Data records =>
==========

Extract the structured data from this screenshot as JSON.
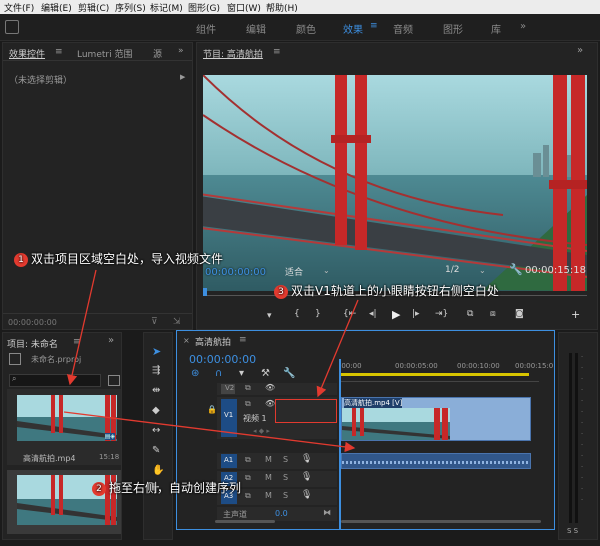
{
  "menu": [
    "文件(F)",
    "编辑(E)",
    "剪辑(C)",
    "序列(S)",
    "标记(M)",
    "图形(G)",
    "窗口(W)",
    "帮助(H)"
  ],
  "workspace_tabs": [
    "组件",
    "编辑",
    "颜色",
    "效果",
    "音频",
    "图形",
    "库"
  ],
  "workspace_active": "效果",
  "effect_controls": {
    "tab1": "效果控件",
    "tab2": "Lumetri 范围",
    "tab3": "源",
    "no_clip": "（未选择剪辑）",
    "timecode": "00:00:00:00"
  },
  "program": {
    "title": "节目: 高清航拍",
    "timecode": "00:00:00:00",
    "fit": "适合",
    "resolution": "1/2",
    "duration": "00:00:15:18"
  },
  "project": {
    "title": "项目: 未命名",
    "file": "未命名.prproj",
    "clips": [
      {
        "name": "高清航拍.mp4",
        "duration": "15:18"
      },
      {
        "name": "",
        "duration": ""
      }
    ]
  },
  "timeline": {
    "tab": "高清航拍",
    "timecode": "00:00:00:00",
    "ruler": [
      ":00:00",
      "00:00:05:00",
      "00:00:10:00",
      "00:00:15:0"
    ],
    "tracks": {
      "v2": "V2",
      "v1": "V1",
      "a1": "A1",
      "a2": "A2",
      "a3": "A3",
      "v1_label": "视频 1",
      "master": "主声道",
      "master_val": "0.0"
    },
    "clip_name": "高清航拍.mp4 [V]"
  },
  "callouts": [
    {
      "num": "1",
      "text": "双击项目区域空白处，导入视频文件"
    },
    {
      "num": "2",
      "text": "拖至右侧，自动创建序列"
    },
    {
      "num": "3",
      "text": "双击V1轨道上的小眼睛按钮右侧空白处"
    }
  ],
  "colors": {
    "accent": "#3d8fe0",
    "callout_badge": "#e23a2f",
    "arrow": "#e23a2f"
  }
}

==========

Stated task =>
Reproduce every line from the entries that holds the word "高清航拍".

Output of the exercise =>
    "title": "节目: 高清航拍",
        "name": "高清航拍.mp4",
    "tab": "高清航拍",
    "clip_name": "高清航拍.mp4 [V]"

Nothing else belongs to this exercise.